▸ **Supplied material**
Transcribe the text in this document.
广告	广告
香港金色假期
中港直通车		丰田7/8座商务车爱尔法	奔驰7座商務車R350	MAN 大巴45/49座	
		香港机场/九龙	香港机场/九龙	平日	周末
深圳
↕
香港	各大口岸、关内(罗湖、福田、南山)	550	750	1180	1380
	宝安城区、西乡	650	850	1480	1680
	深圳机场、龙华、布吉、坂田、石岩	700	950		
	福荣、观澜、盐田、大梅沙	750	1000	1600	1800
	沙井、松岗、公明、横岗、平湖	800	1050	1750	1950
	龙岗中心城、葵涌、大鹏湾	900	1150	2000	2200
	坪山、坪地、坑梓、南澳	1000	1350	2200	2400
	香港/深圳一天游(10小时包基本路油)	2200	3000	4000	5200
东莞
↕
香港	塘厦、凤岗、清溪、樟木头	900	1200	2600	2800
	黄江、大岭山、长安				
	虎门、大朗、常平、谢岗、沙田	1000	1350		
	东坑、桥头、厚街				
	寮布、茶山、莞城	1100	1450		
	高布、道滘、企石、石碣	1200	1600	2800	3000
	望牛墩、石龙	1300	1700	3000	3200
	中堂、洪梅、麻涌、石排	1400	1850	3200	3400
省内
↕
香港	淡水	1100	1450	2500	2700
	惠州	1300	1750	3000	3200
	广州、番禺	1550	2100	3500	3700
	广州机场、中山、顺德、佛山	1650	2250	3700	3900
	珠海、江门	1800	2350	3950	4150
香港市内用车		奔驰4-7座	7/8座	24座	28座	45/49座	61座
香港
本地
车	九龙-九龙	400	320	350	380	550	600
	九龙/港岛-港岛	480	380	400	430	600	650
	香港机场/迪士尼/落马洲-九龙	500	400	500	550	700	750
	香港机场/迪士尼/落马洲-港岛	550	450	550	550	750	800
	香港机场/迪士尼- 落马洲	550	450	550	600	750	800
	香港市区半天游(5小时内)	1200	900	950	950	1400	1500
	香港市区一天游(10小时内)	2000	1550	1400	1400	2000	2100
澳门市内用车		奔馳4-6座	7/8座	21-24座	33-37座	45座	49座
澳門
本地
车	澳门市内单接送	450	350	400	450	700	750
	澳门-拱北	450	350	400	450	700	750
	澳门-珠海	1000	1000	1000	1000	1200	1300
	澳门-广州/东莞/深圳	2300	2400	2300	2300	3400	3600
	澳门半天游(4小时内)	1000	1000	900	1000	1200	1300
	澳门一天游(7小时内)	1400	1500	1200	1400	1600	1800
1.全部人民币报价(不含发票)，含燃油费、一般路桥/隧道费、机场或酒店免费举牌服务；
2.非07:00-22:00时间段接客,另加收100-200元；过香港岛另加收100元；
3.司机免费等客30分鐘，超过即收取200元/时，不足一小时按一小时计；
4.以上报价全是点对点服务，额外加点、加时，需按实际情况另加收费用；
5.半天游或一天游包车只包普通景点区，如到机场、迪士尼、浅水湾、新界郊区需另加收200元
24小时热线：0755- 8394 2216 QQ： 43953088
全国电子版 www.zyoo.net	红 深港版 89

▸ **The request**
Transcribe each entry precisely, missing none.

▸ **Result below**
Transcribe the text in this document.
广告	广告
香港金色假期
中港直通车		丰田7/8座商务车爱尔法	奔驰7座商務車R350	MAN 大巴45/49座	
		香港机场/九龙	香港机场/九龙	平日	周末
深圳
↕
香港	各大口岸、关内(罗湖、福田、南山)	550	750	1180	1380
	宝安城区、西乡	650	850	1480	1680
	深圳机场、龙华、布吉、坂田、石岩	700	950		
	福荣、观澜、盐田、大梅沙	750	1000	1600	1800
	沙井、松岗、公明、横岗、平湖	800	1050	1750	1950
	龙岗中心城、葵涌、大鹏湾	900	1150	2000	2200
	坪山、坪地、坑梓、南澳	1000	1350	2200	2400
	香港/深圳一天游(10小时包基本路油)	2200	3000	4000	5200
东莞
↕
香港	塘厦、凤岗、清溪、樟木头	900	1200	2600	2800
	黄江、大岭山、长安				
	虎门、大朗、常平、谢岗、沙田	1000	1350		
	东坑、桥头、厚街				
	寮布、茶山、莞城	1100	1450		
	高布、道滘、企石、石碣	1200	1600	2800	3000
	望牛墩、石龙	1300	1700	3000	3200
	中堂、洪梅、麻涌、石排	1400	1850	3200	3400
省内
↕
香港	淡水	1100	1450	2500	2700
	惠州	1300	1750	3000	3200
	广州、番禺	1550	2100	3500	3700
	广州机场、中山、顺德、佛山	1650	2250	3700	3900
	珠海、江门	1800	2350	3950	4150
香港市内用车		奔驰4-7座	7/8座	24座	28座	45/49座	61座
香港
本地
车	九龙-九龙	400	320	350	380	550	600
	九龙/港岛-港岛	480	380	400	430	600	650
	香港机场/迪士尼/落马洲-九龙	500	400	500	550	700	750
	香港机场/迪士尼/落马洲-港岛	550	450	550	550	750	800
	香港机场/迪士尼- 落马洲	550	450	550	600	750	800
	香港市区半天游(5小时内)	1200	900	950	950	1400	1500
	香港市区一天游(10小时内)	2000	1550	1400	1400	2000	2100
澳门市内用车		奔馳4-6座	7/8座	21-24座	33-37座	45座	49座
澳門
本地
车	澳门市内单接送	450	350	400	450	700	750
	澳门-拱北	450	350	400	450	700	750
	澳门-珠海	1000	1000	1000	1000	1200	1300
	澳门-广州/东莞/深圳	2300	2400	2300	2300	3400	3600
	澳门半天游(4小时内)	1000	1000	900	1000	1200	1300
	澳门一天游(7小时内)	1400	1500	1200	1400	1600	1800
1.全部人民币报价(不含发票)，含燃油费、一般路桥/隧道费、机场或酒店免费举牌服务；
2.非07:00-22:00时间段接客,另加收100-200元；过香港岛另加收100元；
3.司机免费等客30分鐘，超过即收取200元/时，不足一小时按一小时计；
4.以上报价全是点对点服务，额外加点、加时，需按实际情况另加收费用；
5.半天游或一天游包车只包普通景点区，如到机场、迪士尼、浅水湾、新界郊区需另加收200元
24小时热线：0755- 8394 2216 QQ： 43953088
全国电子版 www.zyoo.net	红 深港版 89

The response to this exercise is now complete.